-- start of INPUT --
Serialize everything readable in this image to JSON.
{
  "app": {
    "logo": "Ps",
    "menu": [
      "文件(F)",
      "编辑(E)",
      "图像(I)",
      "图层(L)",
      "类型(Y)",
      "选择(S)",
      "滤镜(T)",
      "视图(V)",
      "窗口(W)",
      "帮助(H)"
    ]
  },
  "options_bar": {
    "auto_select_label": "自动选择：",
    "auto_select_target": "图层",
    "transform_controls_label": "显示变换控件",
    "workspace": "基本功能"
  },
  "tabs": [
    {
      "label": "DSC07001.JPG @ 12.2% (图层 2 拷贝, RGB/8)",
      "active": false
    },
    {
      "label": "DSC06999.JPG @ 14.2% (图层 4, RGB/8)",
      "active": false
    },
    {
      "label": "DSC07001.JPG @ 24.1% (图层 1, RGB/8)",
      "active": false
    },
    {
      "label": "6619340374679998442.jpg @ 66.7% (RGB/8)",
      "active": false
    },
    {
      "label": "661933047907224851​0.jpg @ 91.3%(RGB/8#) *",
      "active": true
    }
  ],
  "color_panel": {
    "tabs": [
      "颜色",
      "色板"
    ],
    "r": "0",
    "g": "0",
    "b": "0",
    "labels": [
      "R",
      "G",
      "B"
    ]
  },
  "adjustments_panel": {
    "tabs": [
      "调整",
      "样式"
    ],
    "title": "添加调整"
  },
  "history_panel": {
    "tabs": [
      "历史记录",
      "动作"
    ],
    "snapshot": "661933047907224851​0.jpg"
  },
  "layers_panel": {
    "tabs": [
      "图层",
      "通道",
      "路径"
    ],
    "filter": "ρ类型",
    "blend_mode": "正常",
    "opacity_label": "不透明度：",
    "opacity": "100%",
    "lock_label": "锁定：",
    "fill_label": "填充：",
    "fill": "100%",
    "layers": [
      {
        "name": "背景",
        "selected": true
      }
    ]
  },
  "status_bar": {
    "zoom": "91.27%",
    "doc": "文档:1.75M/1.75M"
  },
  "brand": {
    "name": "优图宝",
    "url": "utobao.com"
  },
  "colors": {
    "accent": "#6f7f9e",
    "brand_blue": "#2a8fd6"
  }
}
-- end of INPUT --
■ OBJECTIVE ■
Write out the complete set of records exactly as given.

■ OUTPUT BELOW ■
Serialize everything readable in this image to JSON.
{
  "app": {
    "logo": "Ps",
    "menu": [
      "文件(F)",
      "编辑(E)",
      "图像(I)",
      "图层(L)",
      "类型(Y)",
      "选择(S)",
      "滤镜(T)",
      "视图(V)",
      "窗口(W)",
      "帮助(H)"
    ]
  },
  "options_bar": {
    "auto_select_label": "自动选择：",
    "auto_select_target": "图层",
    "transform_controls_label": "显示变换控件",
    "workspace": "基本功能"
  },
  "tabs": [
    {
      "label": "DSC07001.JPG @ 12.2% (图层 2 拷贝, RGB/8)",
      "active": false
    },
    {
      "label": "DSC06999.JPG @ 14.2% (图层 4, RGB/8)",
      "active": false
    },
    {
      "label": "DSC07001.JPG @ 24.1% (图层 1, RGB/8)",
      "active": false
    },
    {
      "label": "6619340374679998442.jpg @ 66.7% (RGB/8)",
      "active": false
    },
    {
      "label": "661933047907224851​0.jpg @ 91.3%(RGB/8#) *",
      "active": true
    }
  ],
  "color_panel": {
    "tabs": [
      "颜色",
      "色板"
    ],
    "r": "0",
    "g": "0",
    "b": "0",
    "labels": [
      "R",
      "G",
      "B"
    ]
  },
  "adjustments_panel": {
    "tabs": [
      "调整",
      "样式"
    ],
    "title": "添加调整"
  },
  "history_panel": {
    "tabs": [
      "历史记录",
      "动作"
    ],
    "snapshot": "661933047907224851​0.jpg"
  },
  "layers_panel": {
    "tabs": [
      "图层",
      "通道",
      "路径"
    ],
    "filter": "ρ类型",
    "blend_mode": "正常",
    "opacity_label": "不透明度：",
    "opacity": "100%",
    "lock_label": "锁定：",
    "fill_label": "填充：",
    "fill": "100%",
    "layers": [
      {
        "name": "背景",
        "selected": true
      }
    ]
  },
  "status_bar": {
    "zoom": "91.27%",
    "doc": "文档:1.75M/1.75M"
  },
  "brand": {
    "name": "优图宝",
    "url": "utobao.com"
  },
  "colors": {
    "accent": "#6f7f9e",
    "brand_blue": "#2a8fd6"
  }
}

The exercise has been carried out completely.